Task directions :: Output all of the entries exactly as written.

— BEGIN Record excerpts —

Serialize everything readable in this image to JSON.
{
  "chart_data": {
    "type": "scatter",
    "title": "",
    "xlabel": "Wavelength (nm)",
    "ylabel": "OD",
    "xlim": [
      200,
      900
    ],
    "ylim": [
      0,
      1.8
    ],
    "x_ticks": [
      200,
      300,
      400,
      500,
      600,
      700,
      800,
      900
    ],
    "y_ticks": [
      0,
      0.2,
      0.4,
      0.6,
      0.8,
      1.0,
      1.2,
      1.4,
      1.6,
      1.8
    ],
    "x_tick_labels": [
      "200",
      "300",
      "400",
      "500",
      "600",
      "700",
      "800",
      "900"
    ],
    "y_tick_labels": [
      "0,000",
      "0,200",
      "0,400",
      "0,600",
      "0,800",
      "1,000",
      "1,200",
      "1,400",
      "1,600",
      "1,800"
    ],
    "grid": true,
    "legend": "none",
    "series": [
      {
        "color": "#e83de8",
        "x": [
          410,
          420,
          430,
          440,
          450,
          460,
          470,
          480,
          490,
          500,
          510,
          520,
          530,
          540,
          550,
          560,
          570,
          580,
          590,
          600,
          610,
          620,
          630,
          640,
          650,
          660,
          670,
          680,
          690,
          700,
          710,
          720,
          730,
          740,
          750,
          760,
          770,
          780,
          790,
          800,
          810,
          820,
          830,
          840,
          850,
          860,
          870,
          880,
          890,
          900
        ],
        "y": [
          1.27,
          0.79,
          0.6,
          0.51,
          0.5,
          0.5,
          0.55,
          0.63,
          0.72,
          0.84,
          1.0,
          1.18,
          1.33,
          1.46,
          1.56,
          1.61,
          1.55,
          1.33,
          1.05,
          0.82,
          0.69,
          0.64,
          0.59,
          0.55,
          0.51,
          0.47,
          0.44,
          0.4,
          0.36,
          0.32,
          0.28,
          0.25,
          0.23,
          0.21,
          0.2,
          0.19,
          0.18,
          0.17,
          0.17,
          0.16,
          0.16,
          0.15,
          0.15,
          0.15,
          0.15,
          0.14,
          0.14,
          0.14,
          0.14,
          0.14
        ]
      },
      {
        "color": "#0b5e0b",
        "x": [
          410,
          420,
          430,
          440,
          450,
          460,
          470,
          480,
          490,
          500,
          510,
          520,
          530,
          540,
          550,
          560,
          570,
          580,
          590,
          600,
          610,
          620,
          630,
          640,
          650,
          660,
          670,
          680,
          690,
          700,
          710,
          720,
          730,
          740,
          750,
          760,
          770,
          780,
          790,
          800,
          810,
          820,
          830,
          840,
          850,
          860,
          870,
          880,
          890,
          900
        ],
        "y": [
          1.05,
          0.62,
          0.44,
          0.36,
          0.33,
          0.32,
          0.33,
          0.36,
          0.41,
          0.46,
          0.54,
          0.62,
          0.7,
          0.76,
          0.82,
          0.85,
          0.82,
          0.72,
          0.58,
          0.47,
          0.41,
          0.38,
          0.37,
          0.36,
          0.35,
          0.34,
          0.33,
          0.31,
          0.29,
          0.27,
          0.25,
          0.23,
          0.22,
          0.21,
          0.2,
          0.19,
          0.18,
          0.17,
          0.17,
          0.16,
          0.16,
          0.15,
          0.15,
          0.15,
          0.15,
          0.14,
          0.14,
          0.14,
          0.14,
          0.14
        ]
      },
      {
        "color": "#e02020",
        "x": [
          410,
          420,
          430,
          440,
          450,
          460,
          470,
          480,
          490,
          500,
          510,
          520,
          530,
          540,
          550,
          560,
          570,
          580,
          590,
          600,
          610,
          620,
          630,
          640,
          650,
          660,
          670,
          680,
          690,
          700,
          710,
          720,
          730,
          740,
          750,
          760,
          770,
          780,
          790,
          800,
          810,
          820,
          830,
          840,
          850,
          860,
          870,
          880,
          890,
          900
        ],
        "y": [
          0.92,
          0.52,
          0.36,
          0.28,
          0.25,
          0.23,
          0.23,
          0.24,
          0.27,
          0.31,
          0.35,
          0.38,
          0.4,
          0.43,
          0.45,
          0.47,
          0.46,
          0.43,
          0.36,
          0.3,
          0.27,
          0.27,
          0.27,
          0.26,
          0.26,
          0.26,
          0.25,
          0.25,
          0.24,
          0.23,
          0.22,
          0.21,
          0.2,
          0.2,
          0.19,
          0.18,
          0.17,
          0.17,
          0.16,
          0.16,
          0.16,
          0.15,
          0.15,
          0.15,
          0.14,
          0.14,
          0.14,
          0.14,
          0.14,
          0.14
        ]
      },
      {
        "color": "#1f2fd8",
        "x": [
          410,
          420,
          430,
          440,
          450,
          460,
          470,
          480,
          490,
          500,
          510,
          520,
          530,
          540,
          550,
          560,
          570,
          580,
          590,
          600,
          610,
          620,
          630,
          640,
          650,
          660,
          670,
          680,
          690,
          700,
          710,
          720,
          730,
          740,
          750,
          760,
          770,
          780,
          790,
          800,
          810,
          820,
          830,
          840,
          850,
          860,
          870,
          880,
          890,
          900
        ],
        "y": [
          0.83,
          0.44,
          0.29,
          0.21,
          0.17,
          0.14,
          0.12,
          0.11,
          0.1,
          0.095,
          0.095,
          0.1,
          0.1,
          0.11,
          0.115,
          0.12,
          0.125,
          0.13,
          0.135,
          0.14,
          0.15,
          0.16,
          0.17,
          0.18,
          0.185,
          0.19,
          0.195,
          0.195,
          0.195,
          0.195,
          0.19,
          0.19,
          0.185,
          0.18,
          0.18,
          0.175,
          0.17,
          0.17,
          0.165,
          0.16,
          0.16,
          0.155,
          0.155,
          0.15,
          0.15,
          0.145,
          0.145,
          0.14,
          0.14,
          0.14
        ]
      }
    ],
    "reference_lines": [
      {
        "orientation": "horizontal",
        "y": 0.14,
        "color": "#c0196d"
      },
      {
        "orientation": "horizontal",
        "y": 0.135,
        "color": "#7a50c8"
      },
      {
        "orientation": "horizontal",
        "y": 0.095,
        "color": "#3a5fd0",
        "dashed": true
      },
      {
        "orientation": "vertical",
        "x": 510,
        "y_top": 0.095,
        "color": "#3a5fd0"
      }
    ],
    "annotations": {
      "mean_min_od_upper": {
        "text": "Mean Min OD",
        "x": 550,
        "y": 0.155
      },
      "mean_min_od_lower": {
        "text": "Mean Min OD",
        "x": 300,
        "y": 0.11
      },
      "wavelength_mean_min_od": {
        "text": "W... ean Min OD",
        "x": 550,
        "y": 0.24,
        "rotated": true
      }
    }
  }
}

— END Record excerpts —

Solution to the exercise ::
Serialize everything readable in this image to JSON.
{
  "chart_data": {
    "type": "scatter",
    "title": "",
    "xlabel": "Wavelength (nm)",
    "ylabel": "OD",
    "xlim": [
      200,
      900
    ],
    "ylim": [
      0,
      1.8
    ],
    "x_ticks": [
      200,
      300,
      400,
      500,
      600,
      700,
      800,
      900
    ],
    "y_ticks": [
      0,
      0.2,
      0.4,
      0.6,
      0.8,
      1.0,
      1.2,
      1.4,
      1.6,
      1.8
    ],
    "x_tick_labels": [
      "200",
      "300",
      "400",
      "500",
      "600",
      "700",
      "800",
      "900"
    ],
    "y_tick_labels": [
      "0,000",
      "0,200",
      "0,400",
      "0,600",
      "0,800",
      "1,000",
      "1,200",
      "1,400",
      "1,600",
      "1,800"
    ],
    "grid": true,
    "legend": "none",
    "series": [
      {
        "color": "#e83de8",
        "x": [
          410,
          420,
          430,
          440,
          450,
          460,
          470,
          480,
          490,
          500,
          510,
          520,
          530,
          540,
          550,
          560,
          570,
          580,
          590,
          600,
          610,
          620,
          630,
          640,
          650,
          660,
          670,
          680,
          690,
          700,
          710,
          720,
          730,
          740,
          750,
          760,
          770,
          780,
          790,
          800,
          810,
          820,
          830,
          840,
          850,
          860,
          870,
          880,
          890,
          900
        ],
        "y": [
          1.27,
          0.79,
          0.6,
          0.51,
          0.5,
          0.5,
          0.55,
          0.63,
          0.72,
          0.84,
          1.0,
          1.18,
          1.33,
          1.46,
          1.56,
          1.61,
          1.55,
          1.33,
          1.05,
          0.82,
          0.69,
          0.64,
          0.59,
          0.55,
          0.51,
          0.47,
          0.44,
          0.4,
          0.36,
          0.32,
          0.28,
          0.25,
          0.23,
          0.21,
          0.2,
          0.19,
          0.18,
          0.17,
          0.17,
          0.16,
          0.16,
          0.15,
          0.15,
          0.15,
          0.15,
          0.14,
          0.14,
          0.14,
          0.14,
          0.14
        ]
      },
      {
        "color": "#0b5e0b",
        "x": [
          410,
          420,
          430,
          440,
          450,
          460,
          470,
          480,
          490,
          500,
          510,
          520,
          530,
          540,
          550,
          560,
          570,
          580,
          590,
          600,
          610,
          620,
          630,
          640,
          650,
          660,
          670,
          680,
          690,
          700,
          710,
          720,
          730,
          740,
          750,
          760,
          770,
          780,
          790,
          800,
          810,
          820,
          830,
          840,
          850,
          860,
          870,
          880,
          890,
          900
        ],
        "y": [
          1.05,
          0.62,
          0.44,
          0.36,
          0.33,
          0.32,
          0.33,
          0.36,
          0.41,
          0.46,
          0.54,
          0.62,
          0.7,
          0.76,
          0.82,
          0.85,
          0.82,
          0.72,
          0.58,
          0.47,
          0.41,
          0.38,
          0.37,
          0.36,
          0.35,
          0.34,
          0.33,
          0.31,
          0.29,
          0.27,
          0.25,
          0.23,
          0.22,
          0.21,
          0.2,
          0.19,
          0.18,
          0.17,
          0.17,
          0.16,
          0.16,
          0.15,
          0.15,
          0.15,
          0.15,
          0.14,
          0.14,
          0.14,
          0.14,
          0.14
        ]
      },
      {
        "color": "#e02020",
        "x": [
          410,
          420,
          430,
          440,
          450,
          460,
          470,
          480,
          490,
          500,
          510,
          520,
          530,
          540,
          550,
          560,
          570,
          580,
          590,
          600,
          610,
          620,
          630,
          640,
          650,
          660,
          670,
          680,
          690,
          700,
          710,
          720,
          730,
          740,
          750,
          760,
          770,
          780,
          790,
          800,
          810,
          820,
          830,
          840,
          850,
          860,
          870,
          880,
          890,
          900
        ],
        "y": [
          0.92,
          0.52,
          0.36,
          0.28,
          0.25,
          0.23,
          0.23,
          0.24,
          0.27,
          0.31,
          0.35,
          0.38,
          0.4,
          0.43,
          0.45,
          0.47,
          0.46,
          0.43,
          0.36,
          0.3,
          0.27,
          0.27,
          0.27,
          0.26,
          0.26,
          0.26,
          0.25,
          0.25,
          0.24,
          0.23,
          0.22,
          0.21,
          0.2,
          0.2,
          0.19,
          0.18,
          0.17,
          0.17,
          0.16,
          0.16,
          0.16,
          0.15,
          0.15,
          0.15,
          0.14,
          0.14,
          0.14,
          0.14,
          0.14,
          0.14
        ]
      },
      {
        "color": "#1f2fd8",
        "x": [
          410,
          420,
          430,
          440,
          450,
          460,
          470,
          480,
          490,
          500,
          510,
          520,
          530,
          540,
          550,
          560,
          570,
          580,
          590,
          600,
          610,
          620,
          630,
          640,
          650,
          660,
          670,
          680,
          690,
          700,
          710,
          720,
          730,
          740,
          750,
          760,
          770,
          780,
          790,
          800,
          810,
          820,
          830,
          840,
          850,
          860,
          870,
          880,
          890,
          900
        ],
        "y": [
          0.83,
          0.44,
          0.29,
          0.21,
          0.17,
          0.14,
          0.12,
          0.11,
          0.1,
          0.095,
          0.095,
          0.1,
          0.1,
          0.11,
          0.115,
          0.12,
          0.125,
          0.13,
          0.135,
          0.14,
          0.15,
          0.16,
          0.17,
          0.18,
          0.185,
          0.19,
          0.195,
          0.195,
          0.195,
          0.195,
          0.19,
          0.19,
          0.185,
          0.18,
          0.18,
          0.175,
          0.17,
          0.17,
          0.165,
          0.16,
          0.16,
          0.155,
          0.155,
          0.15,
          0.15,
          0.145,
          0.145,
          0.14,
          0.14,
          0.14
        ]
      }
    ],
    "reference_lines": [
      {
        "orientation": "horizontal",
        "y": 0.14,
        "color": "#c0196d"
      },
      {
        "orientation": "horizontal",
        "y": 0.135,
        "color": "#7a50c8"
      },
      {
        "orientation": "horizontal",
        "y": 0.095,
        "color": "#3a5fd0",
        "dashed": true
      },
      {
        "orientation": "vertical",
        "x": 510,
        "y_top": 0.095,
        "color": "#3a5fd0"
      }
    ],
    "annotations": {
      "mean_min_od_upper": {
        "text": "Mean Min OD",
        "x": 550,
        "y": 0.155
      },
      "mean_min_od_lower": {
        "text": "Mean Min OD",
        "x": 300,
        "y": 0.11
      },
      "wavelength_mean_min_od": {
        "text": "W... ean Min OD",
        "x": 550,
        "y": 0.24,
        "rotated": true
      }
    }
  }
}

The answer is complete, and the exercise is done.